> Direction
Your answer should be only a number: how many lines include the word "color".

## Begin

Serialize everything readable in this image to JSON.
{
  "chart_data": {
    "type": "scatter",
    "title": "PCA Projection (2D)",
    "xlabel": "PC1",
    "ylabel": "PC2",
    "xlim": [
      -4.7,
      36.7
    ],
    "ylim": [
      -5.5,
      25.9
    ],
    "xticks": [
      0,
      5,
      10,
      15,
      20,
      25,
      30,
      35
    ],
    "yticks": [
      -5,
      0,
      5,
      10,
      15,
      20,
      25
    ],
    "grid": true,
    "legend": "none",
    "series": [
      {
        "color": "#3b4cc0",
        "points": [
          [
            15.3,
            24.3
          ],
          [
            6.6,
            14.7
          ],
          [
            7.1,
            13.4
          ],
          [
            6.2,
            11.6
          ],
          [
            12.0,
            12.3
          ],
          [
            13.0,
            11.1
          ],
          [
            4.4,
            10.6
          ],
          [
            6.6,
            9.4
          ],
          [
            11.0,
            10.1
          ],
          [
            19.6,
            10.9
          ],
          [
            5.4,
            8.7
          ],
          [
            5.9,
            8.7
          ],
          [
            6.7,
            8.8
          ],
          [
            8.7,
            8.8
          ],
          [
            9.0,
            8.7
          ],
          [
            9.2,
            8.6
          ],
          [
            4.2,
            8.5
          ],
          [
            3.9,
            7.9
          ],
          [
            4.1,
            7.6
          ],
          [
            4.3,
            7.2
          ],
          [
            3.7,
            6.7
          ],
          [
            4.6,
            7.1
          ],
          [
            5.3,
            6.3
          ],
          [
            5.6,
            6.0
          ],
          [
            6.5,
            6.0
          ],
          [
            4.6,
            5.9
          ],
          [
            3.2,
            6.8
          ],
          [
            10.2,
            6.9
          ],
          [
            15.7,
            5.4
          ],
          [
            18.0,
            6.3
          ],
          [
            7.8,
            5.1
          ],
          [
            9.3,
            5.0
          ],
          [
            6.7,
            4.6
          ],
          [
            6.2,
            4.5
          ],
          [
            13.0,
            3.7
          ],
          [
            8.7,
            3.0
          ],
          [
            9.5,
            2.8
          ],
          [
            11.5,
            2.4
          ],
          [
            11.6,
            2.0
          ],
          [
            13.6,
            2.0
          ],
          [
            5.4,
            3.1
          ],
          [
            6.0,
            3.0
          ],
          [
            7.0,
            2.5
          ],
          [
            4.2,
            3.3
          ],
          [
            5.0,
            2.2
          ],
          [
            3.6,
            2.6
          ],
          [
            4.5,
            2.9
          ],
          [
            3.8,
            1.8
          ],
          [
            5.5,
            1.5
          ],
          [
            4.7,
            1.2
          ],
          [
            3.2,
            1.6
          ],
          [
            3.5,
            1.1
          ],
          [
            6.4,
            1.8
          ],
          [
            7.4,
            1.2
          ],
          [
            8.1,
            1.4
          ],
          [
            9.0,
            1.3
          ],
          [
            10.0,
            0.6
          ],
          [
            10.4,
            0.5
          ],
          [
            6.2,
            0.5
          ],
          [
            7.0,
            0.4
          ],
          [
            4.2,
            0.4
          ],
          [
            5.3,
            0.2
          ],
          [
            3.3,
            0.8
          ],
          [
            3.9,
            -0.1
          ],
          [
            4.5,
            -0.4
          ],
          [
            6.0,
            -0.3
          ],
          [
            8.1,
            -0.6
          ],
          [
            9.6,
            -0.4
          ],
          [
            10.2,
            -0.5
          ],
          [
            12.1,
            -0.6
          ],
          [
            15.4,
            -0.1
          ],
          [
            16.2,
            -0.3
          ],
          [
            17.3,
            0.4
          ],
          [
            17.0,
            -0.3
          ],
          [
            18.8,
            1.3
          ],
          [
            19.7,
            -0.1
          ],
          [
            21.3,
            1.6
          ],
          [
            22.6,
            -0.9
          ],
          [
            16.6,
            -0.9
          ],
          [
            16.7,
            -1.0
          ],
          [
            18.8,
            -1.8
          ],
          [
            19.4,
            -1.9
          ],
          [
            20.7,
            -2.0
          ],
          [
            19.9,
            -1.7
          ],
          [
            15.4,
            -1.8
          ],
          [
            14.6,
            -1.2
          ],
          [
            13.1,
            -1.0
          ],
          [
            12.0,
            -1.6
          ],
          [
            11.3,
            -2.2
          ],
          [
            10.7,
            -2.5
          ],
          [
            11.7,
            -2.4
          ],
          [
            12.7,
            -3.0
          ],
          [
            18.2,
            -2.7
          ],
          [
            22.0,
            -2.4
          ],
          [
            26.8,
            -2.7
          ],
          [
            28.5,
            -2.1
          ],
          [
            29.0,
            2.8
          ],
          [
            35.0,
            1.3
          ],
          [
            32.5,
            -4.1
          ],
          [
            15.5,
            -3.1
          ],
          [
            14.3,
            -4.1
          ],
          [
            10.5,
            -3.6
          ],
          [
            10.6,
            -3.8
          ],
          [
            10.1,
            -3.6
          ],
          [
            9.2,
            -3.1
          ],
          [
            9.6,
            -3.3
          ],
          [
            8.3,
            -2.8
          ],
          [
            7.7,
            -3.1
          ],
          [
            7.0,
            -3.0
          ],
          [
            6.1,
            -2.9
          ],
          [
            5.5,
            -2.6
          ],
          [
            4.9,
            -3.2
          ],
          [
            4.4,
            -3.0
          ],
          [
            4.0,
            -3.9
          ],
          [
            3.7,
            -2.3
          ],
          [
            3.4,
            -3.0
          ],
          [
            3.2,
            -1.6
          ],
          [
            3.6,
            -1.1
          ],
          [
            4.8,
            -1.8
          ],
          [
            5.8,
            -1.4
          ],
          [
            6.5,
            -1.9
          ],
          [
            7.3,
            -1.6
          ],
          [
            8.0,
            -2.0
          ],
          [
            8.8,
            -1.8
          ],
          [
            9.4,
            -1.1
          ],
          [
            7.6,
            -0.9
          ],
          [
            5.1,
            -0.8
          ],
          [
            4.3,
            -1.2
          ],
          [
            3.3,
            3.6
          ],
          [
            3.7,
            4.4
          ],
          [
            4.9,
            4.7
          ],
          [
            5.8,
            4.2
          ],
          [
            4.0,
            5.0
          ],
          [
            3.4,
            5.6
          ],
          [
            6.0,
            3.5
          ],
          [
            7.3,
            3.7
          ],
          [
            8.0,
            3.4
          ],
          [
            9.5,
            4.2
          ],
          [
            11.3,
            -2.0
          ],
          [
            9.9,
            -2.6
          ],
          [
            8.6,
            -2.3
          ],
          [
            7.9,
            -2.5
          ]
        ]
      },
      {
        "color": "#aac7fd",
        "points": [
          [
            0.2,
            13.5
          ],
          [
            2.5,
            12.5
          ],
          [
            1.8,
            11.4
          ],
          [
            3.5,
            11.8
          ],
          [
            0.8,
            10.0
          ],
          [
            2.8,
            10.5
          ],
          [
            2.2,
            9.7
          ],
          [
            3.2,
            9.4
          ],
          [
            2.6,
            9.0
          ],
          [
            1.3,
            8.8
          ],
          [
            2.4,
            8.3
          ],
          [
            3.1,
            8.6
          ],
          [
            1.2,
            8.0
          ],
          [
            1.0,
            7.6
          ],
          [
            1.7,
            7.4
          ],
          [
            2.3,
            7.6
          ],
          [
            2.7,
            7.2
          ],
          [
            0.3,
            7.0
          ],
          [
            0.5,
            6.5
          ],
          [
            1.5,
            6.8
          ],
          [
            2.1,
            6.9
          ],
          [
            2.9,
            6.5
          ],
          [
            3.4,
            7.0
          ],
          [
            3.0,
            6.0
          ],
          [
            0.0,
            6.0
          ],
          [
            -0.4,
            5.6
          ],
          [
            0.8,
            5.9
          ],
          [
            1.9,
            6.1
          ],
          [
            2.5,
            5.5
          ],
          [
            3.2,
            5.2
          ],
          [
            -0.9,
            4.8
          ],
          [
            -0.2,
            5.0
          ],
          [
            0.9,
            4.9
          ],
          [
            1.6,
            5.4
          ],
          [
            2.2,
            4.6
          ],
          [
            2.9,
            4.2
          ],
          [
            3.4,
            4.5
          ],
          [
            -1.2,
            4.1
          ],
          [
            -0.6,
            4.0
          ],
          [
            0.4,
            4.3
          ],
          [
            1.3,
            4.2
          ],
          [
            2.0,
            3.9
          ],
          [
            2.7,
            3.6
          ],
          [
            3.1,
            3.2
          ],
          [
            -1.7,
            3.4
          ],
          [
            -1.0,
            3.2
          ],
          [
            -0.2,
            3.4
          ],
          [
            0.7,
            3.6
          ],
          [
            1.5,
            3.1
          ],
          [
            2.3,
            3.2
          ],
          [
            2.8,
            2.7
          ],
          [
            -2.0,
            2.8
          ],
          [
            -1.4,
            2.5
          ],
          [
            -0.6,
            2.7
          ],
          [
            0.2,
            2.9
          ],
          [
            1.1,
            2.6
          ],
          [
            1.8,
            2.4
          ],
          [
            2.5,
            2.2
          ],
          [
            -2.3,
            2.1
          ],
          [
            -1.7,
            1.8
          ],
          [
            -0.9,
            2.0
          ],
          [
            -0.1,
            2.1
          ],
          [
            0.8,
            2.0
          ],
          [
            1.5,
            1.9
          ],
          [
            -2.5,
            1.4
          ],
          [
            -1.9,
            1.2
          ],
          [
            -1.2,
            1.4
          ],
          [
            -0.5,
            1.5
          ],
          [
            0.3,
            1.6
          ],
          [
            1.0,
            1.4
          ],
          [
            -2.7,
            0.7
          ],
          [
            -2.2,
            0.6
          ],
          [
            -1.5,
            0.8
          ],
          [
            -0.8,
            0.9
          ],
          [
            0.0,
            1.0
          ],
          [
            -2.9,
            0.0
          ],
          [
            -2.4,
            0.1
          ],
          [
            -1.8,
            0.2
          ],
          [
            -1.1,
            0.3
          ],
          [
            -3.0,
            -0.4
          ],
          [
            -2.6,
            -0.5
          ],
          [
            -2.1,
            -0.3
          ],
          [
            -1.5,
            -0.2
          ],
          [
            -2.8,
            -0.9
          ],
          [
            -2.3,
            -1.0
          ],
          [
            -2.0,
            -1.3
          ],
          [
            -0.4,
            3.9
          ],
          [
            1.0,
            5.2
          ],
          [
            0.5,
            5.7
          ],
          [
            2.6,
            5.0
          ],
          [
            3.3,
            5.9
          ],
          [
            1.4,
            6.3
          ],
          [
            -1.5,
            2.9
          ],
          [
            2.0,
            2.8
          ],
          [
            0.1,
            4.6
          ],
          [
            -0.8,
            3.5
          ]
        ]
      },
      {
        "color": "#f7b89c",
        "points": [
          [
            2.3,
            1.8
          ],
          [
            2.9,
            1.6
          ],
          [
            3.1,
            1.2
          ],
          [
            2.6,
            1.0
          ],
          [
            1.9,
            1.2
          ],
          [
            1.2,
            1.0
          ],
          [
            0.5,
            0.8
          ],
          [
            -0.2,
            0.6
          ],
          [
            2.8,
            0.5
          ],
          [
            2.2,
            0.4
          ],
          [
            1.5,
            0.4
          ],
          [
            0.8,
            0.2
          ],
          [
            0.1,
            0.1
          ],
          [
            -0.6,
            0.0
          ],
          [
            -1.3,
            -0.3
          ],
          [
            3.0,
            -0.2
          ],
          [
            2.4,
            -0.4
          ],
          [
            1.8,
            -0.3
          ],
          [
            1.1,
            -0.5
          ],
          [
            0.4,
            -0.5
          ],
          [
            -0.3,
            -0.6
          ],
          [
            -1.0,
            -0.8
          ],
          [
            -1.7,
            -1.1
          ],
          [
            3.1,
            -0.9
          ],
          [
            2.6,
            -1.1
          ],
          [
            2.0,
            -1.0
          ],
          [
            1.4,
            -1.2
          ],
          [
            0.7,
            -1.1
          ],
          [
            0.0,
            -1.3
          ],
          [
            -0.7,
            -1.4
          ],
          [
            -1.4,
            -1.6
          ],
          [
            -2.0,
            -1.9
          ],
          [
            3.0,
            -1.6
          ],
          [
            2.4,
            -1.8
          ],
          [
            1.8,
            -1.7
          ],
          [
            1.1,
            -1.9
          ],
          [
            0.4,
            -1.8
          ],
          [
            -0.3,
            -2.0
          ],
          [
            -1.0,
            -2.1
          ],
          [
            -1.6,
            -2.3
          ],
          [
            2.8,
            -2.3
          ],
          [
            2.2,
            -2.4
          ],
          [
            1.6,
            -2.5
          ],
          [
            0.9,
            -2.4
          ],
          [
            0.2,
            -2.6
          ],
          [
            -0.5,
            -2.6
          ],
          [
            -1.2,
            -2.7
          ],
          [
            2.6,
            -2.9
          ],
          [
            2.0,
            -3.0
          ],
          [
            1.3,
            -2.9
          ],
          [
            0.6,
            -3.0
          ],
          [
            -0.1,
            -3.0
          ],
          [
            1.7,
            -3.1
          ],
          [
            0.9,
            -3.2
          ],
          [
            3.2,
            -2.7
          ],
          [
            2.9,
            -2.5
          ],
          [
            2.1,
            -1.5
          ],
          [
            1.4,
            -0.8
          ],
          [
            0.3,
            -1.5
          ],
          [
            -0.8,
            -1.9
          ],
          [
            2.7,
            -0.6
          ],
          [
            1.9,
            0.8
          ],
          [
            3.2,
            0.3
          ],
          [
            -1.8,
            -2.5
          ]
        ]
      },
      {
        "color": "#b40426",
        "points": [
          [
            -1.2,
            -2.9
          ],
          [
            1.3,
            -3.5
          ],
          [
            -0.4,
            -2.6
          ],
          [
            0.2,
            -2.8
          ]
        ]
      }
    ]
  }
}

## End

> Solution below
4